▶ **RECORDS TO PROCESS**:
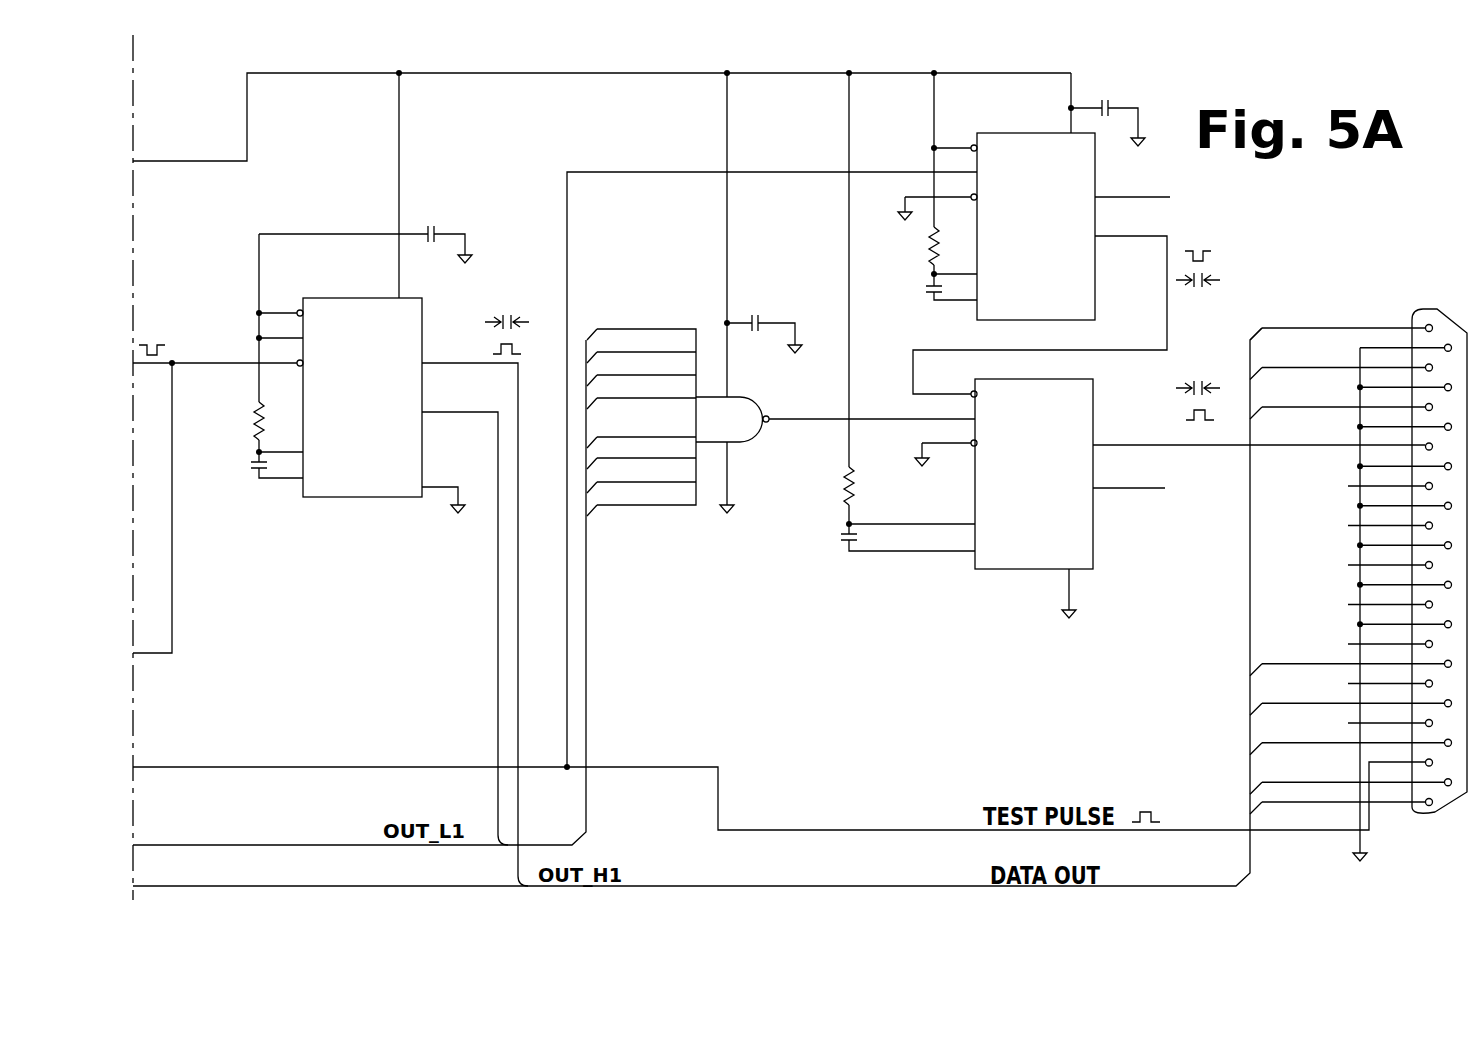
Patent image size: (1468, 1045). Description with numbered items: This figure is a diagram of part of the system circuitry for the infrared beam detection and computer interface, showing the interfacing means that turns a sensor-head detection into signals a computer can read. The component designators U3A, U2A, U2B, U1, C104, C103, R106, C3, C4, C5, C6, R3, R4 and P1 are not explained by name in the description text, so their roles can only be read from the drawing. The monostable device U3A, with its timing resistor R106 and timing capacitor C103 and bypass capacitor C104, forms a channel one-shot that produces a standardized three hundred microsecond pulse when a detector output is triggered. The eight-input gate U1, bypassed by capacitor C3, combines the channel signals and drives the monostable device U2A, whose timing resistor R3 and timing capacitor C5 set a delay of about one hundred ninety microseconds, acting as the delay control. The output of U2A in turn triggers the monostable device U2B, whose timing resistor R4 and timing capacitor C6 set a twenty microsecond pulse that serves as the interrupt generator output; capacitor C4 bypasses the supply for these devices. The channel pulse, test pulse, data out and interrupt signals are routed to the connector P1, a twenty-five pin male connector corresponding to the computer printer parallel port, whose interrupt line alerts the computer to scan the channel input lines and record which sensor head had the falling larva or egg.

The monostable multivibrator 74LS221 (first half) U3A is at (395, 479).
The monostable multivibrator 74LS221 (first half of U2) U2A is at (1096, 235).
The monostable multivibrator 74LS221 (second half of U2) U2B is at (1170, 488).
The 8-input NAND gate 74LS30 U1 is at (781, 294).
The bypass capacitor .1uF C104 is at (365, 216).
The timing capacitor 1.5uF C103 is at (244, 480).
The timing resistor 274K R106 is at (243, 428).
The bypass capacitor .1uF C3 is at (763, 304).
The bypass capacitor .1uF C4 is at (1106, 94).
The timing capacitor 1.5uF C5 is at (915, 309).
The timing capacitor 1.5uF C6 is at (870, 553).
The timing resistor 175K R3 is at (926, 256).
The timing resistor 10.2K R4 is at (872, 303).
The DB25 male connector P1 is at (1358, 592).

▶ **YOUR INSTRUCTIONS**:
Pull out every line in the entries above that contains the word "monostable".

▶ **WRITTEN RESPONSE**:
Patent image size: (1468, 1045). Description with numbered items: This figure is a diagram of part of the system circuitry for the infrared beam detection and computer interface, showing the interfacing means that turns a sensor-head detection into signals a computer can read. The component designators U3A, U2A, U2B, U1, C104, C103, R106, C3, C4, C5, C6, R3, R4 and P1 are not explained by name in the description text, so their roles can only be read from the drawing. The monostable device U3A, with its timing resistor R106 and timing capacitor C103 and bypass capacitor C104, forms a channel one-shot that produces a standardized three hundred microsecond pulse when a detector output is triggered. The eight-input gate U1, bypassed by capacitor C3, combines the channel signals and drives the monostable device U2A, whose timing resistor R3 and timing capacitor C5 set a delay of about one hundred ninety microseconds, acting as the delay control. The output of U2A in turn triggers the monostable device U2B, whose timing resistor R4 and timing capacitor C6 set a twenty microsecond pulse that serves as the interrupt generator output; capacitor C4 bypasses the supply for these devices. The channel pulse, test pulse, data out and interrupt signals are routed to the connector P1, a twenty-five pin male connector corresponding to the computer printer parallel port, whose interrupt line alerts the computer to scan the channel input lines and record which sensor head had the falling larva or egg.
The monostable multivibrator 74LS221 (first half) U3A is at (395, 479).
The monostable multivibrator 74LS221 (first half of U2) U2A is at (1096, 235).
The monostable multivibrator 74LS221 (second half of U2) U2B is at (1170, 488).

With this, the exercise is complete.